● **Testo riportato**
Archivi del mese: Maggio 2013

La traduzione al Salone del Libro 2013

SALONE 2013 NO LOGHIIn colpevole ritardo, eccomi qui a raccontare com’è stato per me il Salone del Libro 2013. Non mi soffermerò sulla quantità di libri presenti, sulla stanchezza per i chilometri percorsi avanti e indietro fra gli stand, sul mal di schiena da troppi cataloghi, volantini e acquisti vari, e mi concentrerò sugli incontri in cui si è parlato di traduzione. O almeno ci proverò, perché è difficile prescindere dall’atmosfera della fiera libraria più importante.

● **Attività richieste**
A. Riporta tali e quali, e nient'altro, le righe dei record che vanno dalla riga con "slide-title: Therapeutic Assessment" fino alla riga con "bullet-list [58, 162, 658, 327]", entrambe comprese.
B. Scrivi la parte successiva del testo sul Salone del Libro 2013, riprendendo dal punto in cui termina.
Il testo e i record non hanno alcun legame tra loro.

[Dati su elementi e aree]
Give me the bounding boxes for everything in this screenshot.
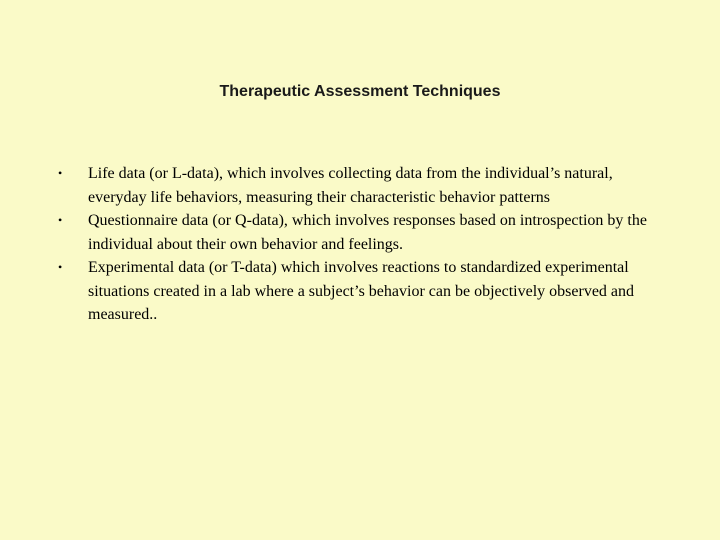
slide-title: Therapeutic Assessment Techniques [219, 83, 501, 100]
bullet-item-experimental-data [58, 256, 658, 327]
bullet-item-questionnaire-data [58, 209, 658, 256]
bullet-list [58, 162, 658, 327]
bullet-text: Experimental data (or T-data) which involves reactions to standardized experimental situations created in a lab where a subject’s behavior can be objectively observed and measured.. [88, 259, 635, 323]
bullet-item-life-data [58, 162, 658, 209]
bullet-text: Questionnaire data (or Q-data), which involves responses based on introspection by the individual about their own behavior and feelings. [88, 212, 647, 253]
bullet-text: Life data (or L-data), which involves collecting data from the individual’s natural, everyday life behaviors, measuring their characteristic behavior patterns [88, 165, 613, 206]
bullet-icon: • [58, 213, 63, 227]
bullet-icon: • [58, 166, 63, 180]
bullet-icon: • [58, 260, 63, 274]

● **Risposte agli esercizi**
A.
slide-title: Therapeutic Assessment Techniques [219, 83, 501, 100]
bullet-item-experimental-data [58, 256, 658, 327]
bullet-item-questionnaire-data [58, 209, 658, 256]
bullet-list [58, 162, 658, 327]

B.
Il bello del Salone, infatti, è poter girare fra centinaia di stand (magari evitando come la peste quelli dei gruppi editoriali più grossi – tanto di certo non ci saranno gli editori in persona, i loro libri li potete trovare ovunque, e non fanno neppure lo sconto) e conoscere piccole e coraggiose realtà indipendenti, fare incetta di libri che difficilmente avreste scoperto in altro modo, raccogliere cataloghi, parlare con gli editori, informarsi e spezzare un po’ la “solitudine del traduttore” sempre chiuso da solo in casa. Ma veniamo ai seminari sulla traduzione, un’occasione per imparare qualcosa oltre che per incontrare i colleghi.

Ovviamente anche quest’anno sono stati gli incontri organizzati da Ilide Carmignani per l’Autore Invisibile a farla da padrone, con un programma serrato che per essere seguito a fondo avrebbe impedito di girare per più di mezz’ora consecutiva fra gli stand.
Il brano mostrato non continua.